DATA FOR THE TASK:
━━━━━━━━━━━━━━━━━━━━

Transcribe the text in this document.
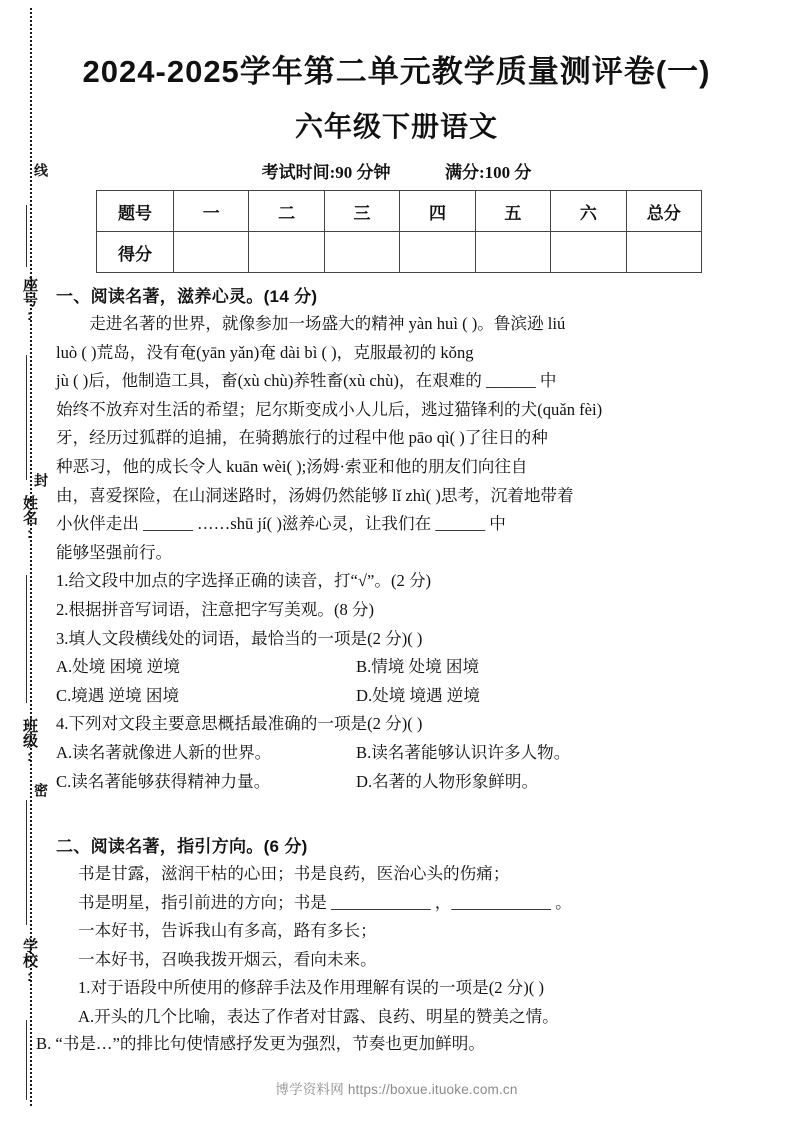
线
封
密
座号:
姓名:
班级:
学校:
2024-2025学年第二单元教学质量测评卷(一)
六年级下册语文
考试时间:90 分钟	满分:100 分
题号	一	二	三	四	五	六	总分
得分							

一、阅读名著，滋养心灵。(14 分)

走进名著的世界，就像参加一场盛大的精神 yàn huì ( )。鲁滨逊 liú

luò ( )荒岛，没有奄(yān yǎn)奄 dài bì ( )，克服最初的 kǒng

jù ( )后，他制造工具，畜(xù chù)养牲畜(xù chù)，在艰难的 ______ 中

始终不放弃对生活的希望；尼尔斯变成小人儿后，逃过猫锋利的犬(quǎn fèi)

牙，经历过狐群的追捕，在骑鹅旅行的过程中他 pāo qì( )了往日的种

种恶习，他的成长令人 kuān wèi( );汤姆·索亚和他的朋友们向往自

由，喜爱探险，在山洞迷路时，汤姆仍然能够 lǐ zhì( )思考，沉着地带着

小伙伴走出 ______ ……shū jí( )滋养心灵，让我们在 ______ 中

能够坚强前行。

1.给文段中加点的字选择正确的读音，打“√”。(2 分)

2.根据拼音写词语，注意把字写美观。(8 分)

3.填人文段横线处的词语，最恰当的一项是(2 分)( )

A.处境 困境 逆境	B.情境 处境 困境

C.境遇 逆境 困境	D.处境 境遇 逆境

4.下列对文段主要意思概括最准确的一项是(2 分)( )

A.读名著就像进人新的世界。	B.读名著能够认识许多人物。

C.读名著能够获得精神力量。	D.名著的人物形象鲜明。

二、阅读名著，指引方向。(6 分)

书是甘露，滋润干枯的心田；书是良药，医治心头的伤痛；

书是明星，指引前进的方向；书是 ____________ ，____________ 。

一本好书，告诉我山有多高，路有多长；

一本好书，召唤我拨开烟云，看向未来。

1.对于语段中所使用的修辞手法及作用理解有误的一项是(2 分)( )

A.开头的几个比喻，表达了作者对甘露、良药、明星的赞美之情。

B. “书是…”的排比句使情感抒发更为强烈，节奏也更加鲜明。

博学资料网 https://boxue.ituoke.com.cn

━━━━━━━━━━━━━━━━━━━━

THE REQUEST: Provide the number of lines in these entries that hold the word "滋养心灵", without any accompanying text.

RESULT OF THIS TASK: 2